# Job
Your task is to transcribe the records exactly, skipping every image.
-- Records for processing start --
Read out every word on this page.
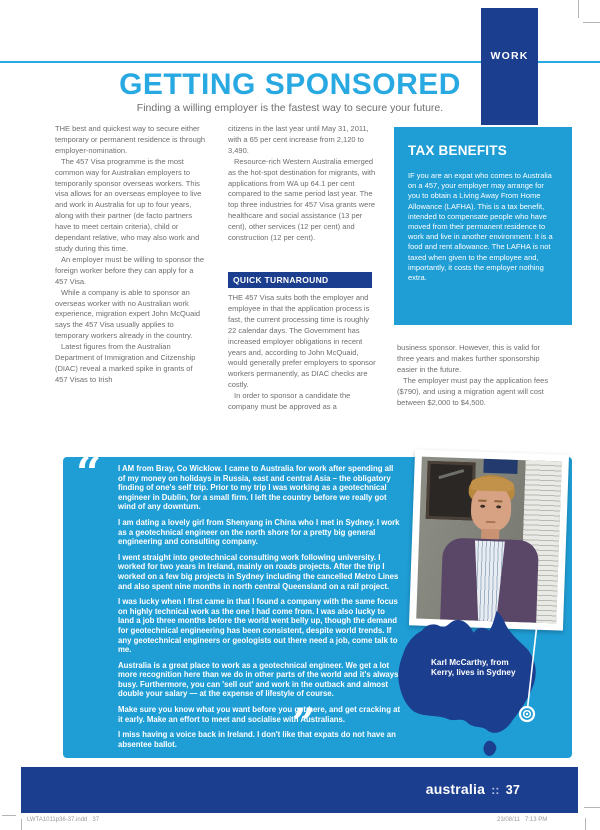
WORK
GETTING SPONSORED
Finding a willing employer is the fastest way to secure your future.

THE best and quickest way to secure either temporary or permanent residence is through employer-nomination.

The 457 Visa programme is the most common way for Australian employers to temporarily sponsor overseas workers. This visa allows for an overseas employee to live and work in Australia for up to four years, along with their partner (de facto partners have to meet certain criteria), child or dependant relative, who may also work and study during this time.

An employer must be willing to sponsor the foreign worker before they can apply for a 457 Visa.

While a company is able to sponsor an overseas worker with no Australian work experience, migration expert John McQuaid says the 457 Visa usually applies to temporary workers already in the country.

Latest figures from the Australian Department of Immigration and Citzenship (DIAC) reveal a marked spike in grants of 457 Visas to Irish

citizens in the last year until May 31, 2011, with a 65 per cent increase from 2,120 to 3,490.

Resource-rich Western Australia emerged as the hot-spot destination for migrants, with applications from WA up 64.1 per cent compared to the same period last year. The top three industries for 457 Visa grants were healthcare and social assistance (13 per cent), other services (12 per cent) and construction (12 per cent).

QUICK TURNAROUND

THE 457 Visa suits both the employer and employee in that the application process is fast, the current processing time is roughly 22 calendar days. The Government has increased employer obligations in recent years and, according to John McQuaid, would generally prefer employers to sponsor workers permanently, as DIAC checks are costly.

In order to sponsor a candidate the company must be approved as a

TAX BENEFITS
IF you are an expat who comes to Australia on a 457, your employer may arrange for you to obtain a Living Away From Home Allowance (LAFHA). This is a tax benefit, intended to compensate people who have moved from their permanent residence to work and live in another environment. It is a food and rent allowance. The LAFHA is not taxed when given to the employee and, importantly, it costs the employer nothing extra.

business sponsor. However, this is valid for three years and makes further sponsorship easier in the future.

The employer must pay the application fees ($790), and using a migration agent will cost between $2,000 to $4,500.

“ I AM from Bray, Co Wicklow. I came to Australia for work after spending all of my money on holidays in Russia, east and central Asia – the obligatory finding of one's self trip. Prior to my trip I was working as a geotechnical engineer in Dublin, for a small firm. I left the country before we really got wind of any downturn.

I am dating a lovely girl from Shenyang in China who I met in Sydney. I work as a geotechnical engineer on the north shore for a pretty big general engineering and consulting company.

I went straight into geotechnical consulting work following university. I worked for two years in Ireland, mainly on roads projects. After the trip I worked on a few big projects in Sydney including the cancelled Metro Lines and also spent nine months in north central Queensland on a rail project.

I was lucky when I first came in that I found a company with the same focus on highly technical work as the one I had come from. I was also lucky to land a job three months before the world went belly up, though the demand for geotechnical engineering has been consistent, despite world trends. If any geotechnical engineers or geologists out there need a job, come talk to me.

Australia is a great place to work as a geotechnical engineer. We get a lot more recognition here than we do in other parts of the world and it's always busy. Furthermore, you can 'sell out' and work in the outback and almost double your salary — at the expense of lifestyle of course.

Make sure you know what you want before you get here, and get cracking at it early. Make an effort to meet and socialise with Australians.

I miss having a voice back in Ireland. I don't like that expats do not have an absentee ballot.	”
Karl McCarthy, from
Kerry, lives in Sydney
australia :: 37
LWTA1011p36-37.indd   37	23/08/11   7:13 PM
-- Records for processing end --
# Correct output
Read out every word on this page.
WORK
GETTING SPONSORED
Finding a willing employer is the fastest way to secure your future.

THE best and quickest way to secure either temporary or permanent residence is through employer-nomination.

The 457 Visa programme is the most common way for Australian employers to temporarily sponsor overseas workers. This visa allows for an overseas employee to live and work in Australia for up to four years, along with their partner (de facto partners have to meet certain criteria), child or dependant relative, who may also work and study during this time.

An employer must be willing to sponsor the foreign worker before they can apply for a 457 Visa.

While a company is able to sponsor an overseas worker with no Australian work experience, migration expert John McQuaid says the 457 Visa usually applies to temporary workers already in the country.

Latest figures from the Australian Department of Immigration and Citzenship (DIAC) reveal a marked spike in grants of 457 Visas to Irish

citizens in the last year until May 31, 2011, with a 65 per cent increase from 2,120 to 3,490.

Resource-rich Western Australia emerged as the hot-spot destination for migrants, with applications from WA up 64.1 per cent compared to the same period last year. The top three industries for 457 Visa grants were healthcare and social assistance (13 per cent), other services (12 per cent) and construction (12 per cent).

QUICK TURNAROUND

THE 457 Visa suits both the employer and employee in that the application process is fast, the current processing time is roughly 22 calendar days. The Government has increased employer obligations in recent years and, according to John McQuaid, would generally prefer employers to sponsor workers permanently, as DIAC checks are costly.

In order to sponsor a candidate the company must be approved as a

TAX BENEFITS
IF you are an expat who comes to Australia on a 457, your employer may arrange for you to obtain a Living Away From Home Allowance (LAFHA). This is a tax benefit, intended to compensate people who have moved from their permanent residence to work and live in another environment. It is a food and rent allowance. The LAFHA is not taxed when given to the employee and, importantly, it costs the employer nothing extra.

business sponsor. However, this is valid for three years and makes further sponsorship easier in the future.

The employer must pay the application fees ($790), and using a migration agent will cost between $2,000 to $4,500.

“ I AM from Bray, Co Wicklow. I came to Australia for work after spending all of my money on holidays in Russia, east and central Asia – the obligatory finding of one's self trip. Prior to my trip I was working as a geotechnical engineer in Dublin, for a small firm. I left the country before we really got wind of any downturn.

I am dating a lovely girl from Shenyang in China who I met in Sydney. I work as a geotechnical engineer on the north shore for a pretty big general engineering and consulting company.

I went straight into geotechnical consulting work following university. I worked for two years in Ireland, mainly on roads projects. After the trip I worked on a few big projects in Sydney including the cancelled Metro Lines and also spent nine months in north central Queensland on a rail project.

I was lucky when I first came in that I found a company with the same focus on highly technical work as the one I had come from. I was also lucky to land a job three months before the world went belly up, though the demand for geotechnical engineering has been consistent, despite world trends. If any geotechnical engineers or geologists out there need a job, come talk to me.

Australia is a great place to work as a geotechnical engineer. We get a lot more recognition here than we do in other parts of the world and it's always busy. Furthermore, you can 'sell out' and work in the outback and almost double your salary — at the expense of lifestyle of course.

Make sure you know what you want before you get here, and get cracking at it early. Make an effort to meet and socialise with Australians.

I miss having a voice back in Ireland. I don't like that expats do not have an absentee ballot.	”
Karl McCarthy, from
Kerry, lives in Sydney
australia :: 37
LWTA1011p36-37.indd   37	23/08/11   7:13 PM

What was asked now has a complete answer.